What you need to do:
Tally the lines containing "JSON" and report the number alone.

[Records about charts and figures]
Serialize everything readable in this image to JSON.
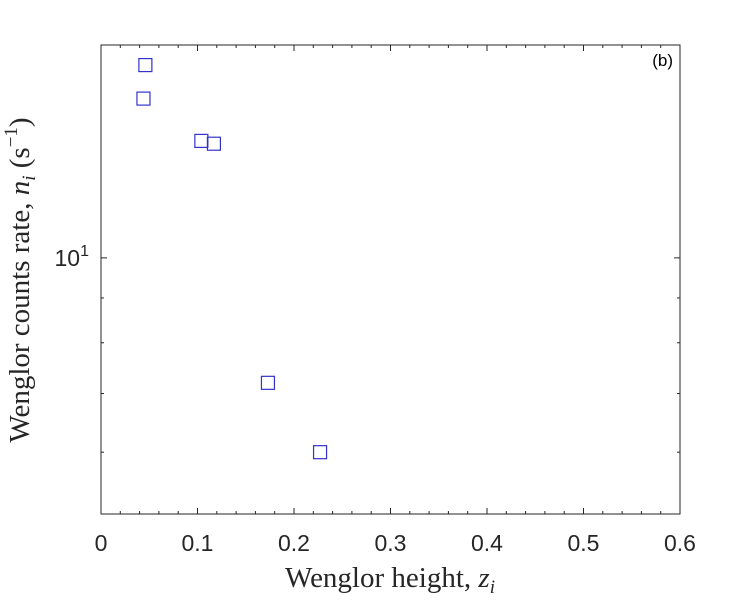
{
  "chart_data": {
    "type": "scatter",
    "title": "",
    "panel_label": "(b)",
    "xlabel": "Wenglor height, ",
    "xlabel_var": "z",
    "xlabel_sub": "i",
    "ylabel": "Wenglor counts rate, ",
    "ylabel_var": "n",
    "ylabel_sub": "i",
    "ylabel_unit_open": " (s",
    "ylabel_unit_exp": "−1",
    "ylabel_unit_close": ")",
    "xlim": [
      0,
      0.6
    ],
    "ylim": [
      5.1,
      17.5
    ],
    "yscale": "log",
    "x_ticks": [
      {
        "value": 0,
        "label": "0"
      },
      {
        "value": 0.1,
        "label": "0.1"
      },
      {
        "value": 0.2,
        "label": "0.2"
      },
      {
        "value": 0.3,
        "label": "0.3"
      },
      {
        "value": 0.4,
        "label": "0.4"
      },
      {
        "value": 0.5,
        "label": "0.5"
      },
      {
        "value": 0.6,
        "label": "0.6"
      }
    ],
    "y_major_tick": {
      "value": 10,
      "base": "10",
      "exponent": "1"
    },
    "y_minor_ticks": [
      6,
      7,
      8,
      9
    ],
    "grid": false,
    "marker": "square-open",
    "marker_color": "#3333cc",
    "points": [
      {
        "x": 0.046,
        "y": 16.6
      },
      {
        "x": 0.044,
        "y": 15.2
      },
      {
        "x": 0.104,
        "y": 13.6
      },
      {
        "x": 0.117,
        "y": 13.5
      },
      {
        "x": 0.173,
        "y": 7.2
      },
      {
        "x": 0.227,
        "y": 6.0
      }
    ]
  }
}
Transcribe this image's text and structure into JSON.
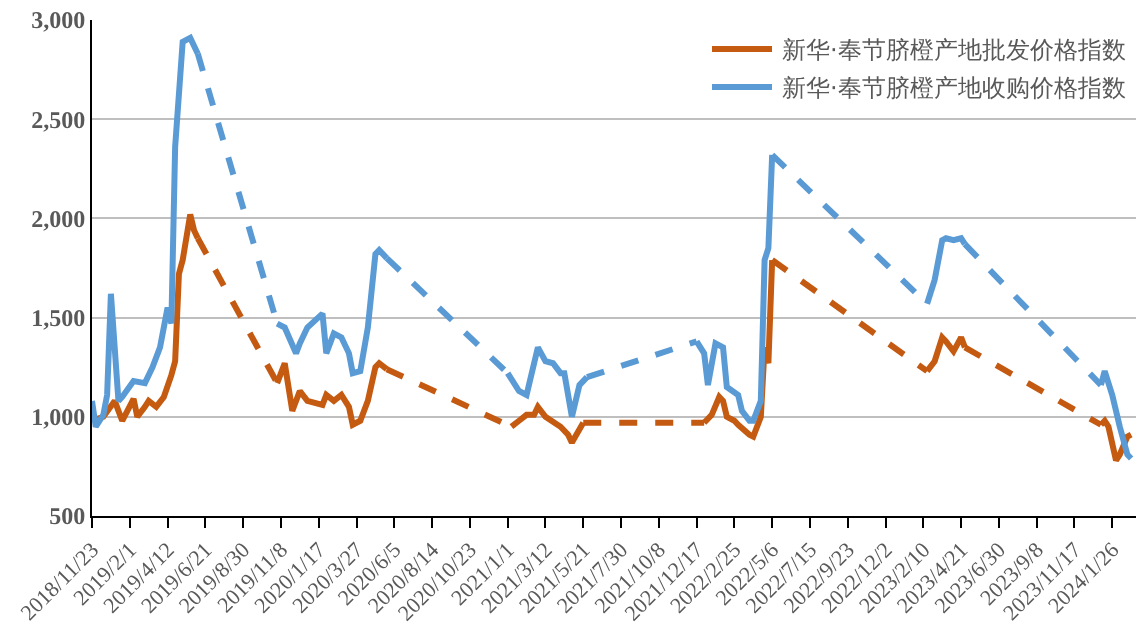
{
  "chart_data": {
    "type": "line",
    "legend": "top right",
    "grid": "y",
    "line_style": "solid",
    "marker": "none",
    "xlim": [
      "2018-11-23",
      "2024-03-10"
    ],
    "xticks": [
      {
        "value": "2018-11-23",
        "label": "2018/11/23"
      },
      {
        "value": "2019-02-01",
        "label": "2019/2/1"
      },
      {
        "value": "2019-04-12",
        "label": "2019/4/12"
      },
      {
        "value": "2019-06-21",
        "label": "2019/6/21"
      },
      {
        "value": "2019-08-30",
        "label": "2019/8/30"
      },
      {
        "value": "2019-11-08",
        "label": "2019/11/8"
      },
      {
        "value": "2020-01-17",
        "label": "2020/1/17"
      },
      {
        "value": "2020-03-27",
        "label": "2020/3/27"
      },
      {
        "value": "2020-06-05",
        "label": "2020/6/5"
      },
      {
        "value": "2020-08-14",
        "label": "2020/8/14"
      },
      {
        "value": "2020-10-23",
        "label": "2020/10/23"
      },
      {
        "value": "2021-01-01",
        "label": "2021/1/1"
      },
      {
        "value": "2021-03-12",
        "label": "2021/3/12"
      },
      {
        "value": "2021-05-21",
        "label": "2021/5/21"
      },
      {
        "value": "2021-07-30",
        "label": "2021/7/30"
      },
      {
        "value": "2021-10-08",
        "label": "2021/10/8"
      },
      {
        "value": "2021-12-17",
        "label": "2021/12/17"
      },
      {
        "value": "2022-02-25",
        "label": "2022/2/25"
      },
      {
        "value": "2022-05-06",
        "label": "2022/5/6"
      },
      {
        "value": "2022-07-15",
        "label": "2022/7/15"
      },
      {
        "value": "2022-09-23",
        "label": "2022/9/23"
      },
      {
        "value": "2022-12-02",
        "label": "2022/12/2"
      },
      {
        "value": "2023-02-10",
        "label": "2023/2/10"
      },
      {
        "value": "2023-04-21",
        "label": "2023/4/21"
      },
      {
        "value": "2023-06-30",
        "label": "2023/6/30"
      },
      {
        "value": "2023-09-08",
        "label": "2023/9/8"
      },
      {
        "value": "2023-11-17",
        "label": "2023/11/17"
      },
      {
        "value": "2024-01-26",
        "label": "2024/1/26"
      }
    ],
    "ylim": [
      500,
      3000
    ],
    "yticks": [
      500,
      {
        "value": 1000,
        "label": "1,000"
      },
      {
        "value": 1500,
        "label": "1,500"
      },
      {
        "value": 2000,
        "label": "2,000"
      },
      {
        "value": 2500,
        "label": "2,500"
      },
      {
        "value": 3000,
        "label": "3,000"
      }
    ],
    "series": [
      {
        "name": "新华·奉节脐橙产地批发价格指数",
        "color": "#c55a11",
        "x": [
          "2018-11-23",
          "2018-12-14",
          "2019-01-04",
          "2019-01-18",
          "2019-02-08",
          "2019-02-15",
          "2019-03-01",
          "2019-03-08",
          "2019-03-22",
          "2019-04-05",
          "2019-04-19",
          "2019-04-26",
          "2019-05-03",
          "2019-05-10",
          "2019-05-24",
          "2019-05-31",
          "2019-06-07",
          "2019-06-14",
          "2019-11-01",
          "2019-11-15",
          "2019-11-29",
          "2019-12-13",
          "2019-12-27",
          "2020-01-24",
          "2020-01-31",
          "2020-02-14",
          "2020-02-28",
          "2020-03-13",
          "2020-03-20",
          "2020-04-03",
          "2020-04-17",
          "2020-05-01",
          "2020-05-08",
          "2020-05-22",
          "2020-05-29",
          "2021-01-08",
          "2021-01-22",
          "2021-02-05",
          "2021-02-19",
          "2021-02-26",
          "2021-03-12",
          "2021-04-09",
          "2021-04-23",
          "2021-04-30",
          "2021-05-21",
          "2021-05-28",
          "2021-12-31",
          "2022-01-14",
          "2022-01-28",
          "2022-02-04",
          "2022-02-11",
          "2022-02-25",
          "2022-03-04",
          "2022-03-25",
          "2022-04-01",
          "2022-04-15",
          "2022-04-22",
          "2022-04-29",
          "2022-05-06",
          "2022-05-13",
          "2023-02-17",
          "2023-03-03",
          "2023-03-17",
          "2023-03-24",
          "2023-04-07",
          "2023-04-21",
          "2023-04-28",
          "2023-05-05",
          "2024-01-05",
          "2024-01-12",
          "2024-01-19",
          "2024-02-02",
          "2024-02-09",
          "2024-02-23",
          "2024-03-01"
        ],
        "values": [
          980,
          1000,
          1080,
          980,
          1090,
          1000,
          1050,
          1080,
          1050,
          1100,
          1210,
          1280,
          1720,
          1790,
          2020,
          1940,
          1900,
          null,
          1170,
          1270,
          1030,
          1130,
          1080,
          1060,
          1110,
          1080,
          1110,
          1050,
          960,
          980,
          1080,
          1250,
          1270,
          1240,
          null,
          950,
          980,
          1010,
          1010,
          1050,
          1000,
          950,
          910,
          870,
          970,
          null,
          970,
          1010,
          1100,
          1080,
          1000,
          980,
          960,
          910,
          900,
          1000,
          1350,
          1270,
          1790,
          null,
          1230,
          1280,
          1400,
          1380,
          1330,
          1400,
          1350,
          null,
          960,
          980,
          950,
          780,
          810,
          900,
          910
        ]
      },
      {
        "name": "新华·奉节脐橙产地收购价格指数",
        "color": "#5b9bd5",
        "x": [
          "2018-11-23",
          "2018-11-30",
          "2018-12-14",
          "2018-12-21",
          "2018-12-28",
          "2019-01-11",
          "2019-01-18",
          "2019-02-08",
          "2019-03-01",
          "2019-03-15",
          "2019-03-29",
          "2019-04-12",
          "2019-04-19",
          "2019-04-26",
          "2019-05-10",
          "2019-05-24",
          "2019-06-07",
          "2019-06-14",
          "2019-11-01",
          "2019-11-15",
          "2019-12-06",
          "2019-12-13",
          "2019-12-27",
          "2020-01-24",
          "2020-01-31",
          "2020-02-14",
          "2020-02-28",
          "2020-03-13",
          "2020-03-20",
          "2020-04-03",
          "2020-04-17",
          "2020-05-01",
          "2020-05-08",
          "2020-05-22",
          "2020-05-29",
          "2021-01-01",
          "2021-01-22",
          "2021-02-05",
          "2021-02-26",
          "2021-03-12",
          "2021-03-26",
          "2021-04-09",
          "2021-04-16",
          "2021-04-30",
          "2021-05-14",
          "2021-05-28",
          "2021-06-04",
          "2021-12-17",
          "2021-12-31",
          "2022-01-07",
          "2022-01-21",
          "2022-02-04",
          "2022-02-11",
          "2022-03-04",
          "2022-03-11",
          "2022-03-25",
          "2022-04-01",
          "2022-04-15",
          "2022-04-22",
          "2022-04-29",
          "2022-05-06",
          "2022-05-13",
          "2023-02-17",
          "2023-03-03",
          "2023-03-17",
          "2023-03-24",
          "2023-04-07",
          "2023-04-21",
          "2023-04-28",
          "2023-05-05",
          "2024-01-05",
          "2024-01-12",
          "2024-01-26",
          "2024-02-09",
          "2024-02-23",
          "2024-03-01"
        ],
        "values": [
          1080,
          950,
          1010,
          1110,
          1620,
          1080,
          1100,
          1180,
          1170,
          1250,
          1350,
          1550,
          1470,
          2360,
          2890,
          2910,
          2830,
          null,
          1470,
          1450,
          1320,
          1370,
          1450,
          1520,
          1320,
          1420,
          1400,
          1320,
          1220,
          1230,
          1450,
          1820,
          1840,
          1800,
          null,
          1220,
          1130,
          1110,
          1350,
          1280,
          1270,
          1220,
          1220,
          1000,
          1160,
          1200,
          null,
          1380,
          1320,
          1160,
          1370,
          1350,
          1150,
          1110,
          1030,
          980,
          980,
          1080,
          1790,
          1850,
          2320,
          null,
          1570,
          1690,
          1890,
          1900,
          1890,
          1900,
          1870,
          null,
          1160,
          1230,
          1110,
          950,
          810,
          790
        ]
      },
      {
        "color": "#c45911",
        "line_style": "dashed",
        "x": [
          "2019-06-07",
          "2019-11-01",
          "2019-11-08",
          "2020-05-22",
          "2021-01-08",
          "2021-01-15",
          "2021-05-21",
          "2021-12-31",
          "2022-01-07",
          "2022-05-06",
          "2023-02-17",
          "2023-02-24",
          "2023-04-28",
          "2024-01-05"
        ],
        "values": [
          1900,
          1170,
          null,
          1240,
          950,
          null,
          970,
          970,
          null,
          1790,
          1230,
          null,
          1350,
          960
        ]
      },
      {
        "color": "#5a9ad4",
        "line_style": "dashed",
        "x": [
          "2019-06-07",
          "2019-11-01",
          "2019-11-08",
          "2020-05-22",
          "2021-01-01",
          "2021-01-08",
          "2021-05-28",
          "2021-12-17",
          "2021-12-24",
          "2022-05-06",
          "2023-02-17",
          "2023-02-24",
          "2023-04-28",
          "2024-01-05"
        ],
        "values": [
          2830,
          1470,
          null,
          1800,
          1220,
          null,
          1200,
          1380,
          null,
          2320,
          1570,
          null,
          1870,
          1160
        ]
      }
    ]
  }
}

Completed task:
2